_SET TASK_: Reproduce all of the material exactly as shown.

[Figure collection entries]
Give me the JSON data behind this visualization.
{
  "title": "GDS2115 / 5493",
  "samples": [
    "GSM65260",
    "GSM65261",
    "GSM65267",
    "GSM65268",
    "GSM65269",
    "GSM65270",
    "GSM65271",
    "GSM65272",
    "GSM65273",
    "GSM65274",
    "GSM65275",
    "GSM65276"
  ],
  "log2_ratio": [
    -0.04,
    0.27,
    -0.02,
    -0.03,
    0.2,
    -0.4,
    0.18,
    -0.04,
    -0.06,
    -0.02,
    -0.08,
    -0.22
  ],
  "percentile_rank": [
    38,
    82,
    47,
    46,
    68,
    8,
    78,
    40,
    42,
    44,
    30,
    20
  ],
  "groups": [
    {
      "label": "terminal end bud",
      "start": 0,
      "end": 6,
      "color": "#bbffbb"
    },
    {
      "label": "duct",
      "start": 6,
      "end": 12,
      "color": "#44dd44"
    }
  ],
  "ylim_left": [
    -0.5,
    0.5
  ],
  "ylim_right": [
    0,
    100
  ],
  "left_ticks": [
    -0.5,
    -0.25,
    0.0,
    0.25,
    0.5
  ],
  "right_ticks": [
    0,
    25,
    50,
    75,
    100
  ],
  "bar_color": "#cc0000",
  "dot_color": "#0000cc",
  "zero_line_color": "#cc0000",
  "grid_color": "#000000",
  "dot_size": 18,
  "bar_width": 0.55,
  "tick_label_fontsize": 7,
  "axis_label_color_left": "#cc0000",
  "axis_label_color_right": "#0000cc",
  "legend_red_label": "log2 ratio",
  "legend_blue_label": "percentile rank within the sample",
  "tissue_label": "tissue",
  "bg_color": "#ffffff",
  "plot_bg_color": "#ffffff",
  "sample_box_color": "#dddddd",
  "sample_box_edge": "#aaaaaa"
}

_OUTPUT BELOW_:
Give me the JSON data behind this visualization.
{
  "title": "GDS2115 / 5493",
  "samples": [
    "GSM65260",
    "GSM65261",
    "GSM65267",
    "GSM65268",
    "GSM65269",
    "GSM65270",
    "GSM65271",
    "GSM65272",
    "GSM65273",
    "GSM65274",
    "GSM65275",
    "GSM65276"
  ],
  "log2_ratio": [
    -0.04,
    0.27,
    -0.02,
    -0.03,
    0.2,
    -0.4,
    0.18,
    -0.04,
    -0.06,
    -0.02,
    -0.08,
    -0.22
  ],
  "percentile_rank": [
    38,
    82,
    47,
    46,
    68,
    8,
    78,
    40,
    42,
    44,
    30,
    20
  ],
  "groups": [
    {
      "label": "terminal end bud",
      "start": 0,
      "end": 6,
      "color": "#bbffbb"
    },
    {
      "label": "duct",
      "start": 6,
      "end": 12,
      "color": "#44dd44"
    }
  ],
  "ylim_left": [
    -0.5,
    0.5
  ],
  "ylim_right": [
    0,
    100
  ],
  "left_ticks": [
    -0.5,
    -0.25,
    0.0,
    0.25,
    0.5
  ],
  "right_ticks": [
    0,
    25,
    50,
    75,
    100
  ],
  "bar_color": "#cc0000",
  "dot_color": "#0000cc",
  "zero_line_color": "#cc0000",
  "grid_color": "#000000",
  "dot_size": 18,
  "bar_width": 0.55,
  "tick_label_fontsize": 7,
  "axis_label_color_left": "#cc0000",
  "axis_label_color_right": "#0000cc",
  "legend_red_label": "log2 ratio",
  "legend_blue_label": "percentile rank within the sample",
  "tissue_label": "tissue",
  "bg_color": "#ffffff",
  "plot_bg_color": "#ffffff",
  "sample_box_color": "#dddddd",
  "sample_box_edge": "#aaaaaa"
}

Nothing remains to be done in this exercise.